:: RECORD LIST
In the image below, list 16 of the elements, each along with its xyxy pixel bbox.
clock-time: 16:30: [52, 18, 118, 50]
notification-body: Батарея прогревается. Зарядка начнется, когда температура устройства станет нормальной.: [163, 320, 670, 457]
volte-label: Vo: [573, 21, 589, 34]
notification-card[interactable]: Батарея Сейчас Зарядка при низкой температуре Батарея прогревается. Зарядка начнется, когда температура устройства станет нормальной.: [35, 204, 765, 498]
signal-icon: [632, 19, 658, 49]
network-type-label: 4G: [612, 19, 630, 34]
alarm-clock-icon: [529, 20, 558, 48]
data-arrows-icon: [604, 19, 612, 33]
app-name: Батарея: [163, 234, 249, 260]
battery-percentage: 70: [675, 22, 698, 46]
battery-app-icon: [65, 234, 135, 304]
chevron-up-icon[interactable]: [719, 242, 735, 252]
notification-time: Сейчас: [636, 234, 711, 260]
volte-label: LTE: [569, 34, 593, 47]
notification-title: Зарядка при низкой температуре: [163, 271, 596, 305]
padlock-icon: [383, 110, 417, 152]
::::
### TASK DIRECTIONS
Pick out each line of the listing that contains the string "time", matching case exactly.

### RESULT OF THIS EXERCISE
clock-time: 16:30: [52, 18, 118, 50]
notification-time: Сейчас: [636, 234, 711, 260]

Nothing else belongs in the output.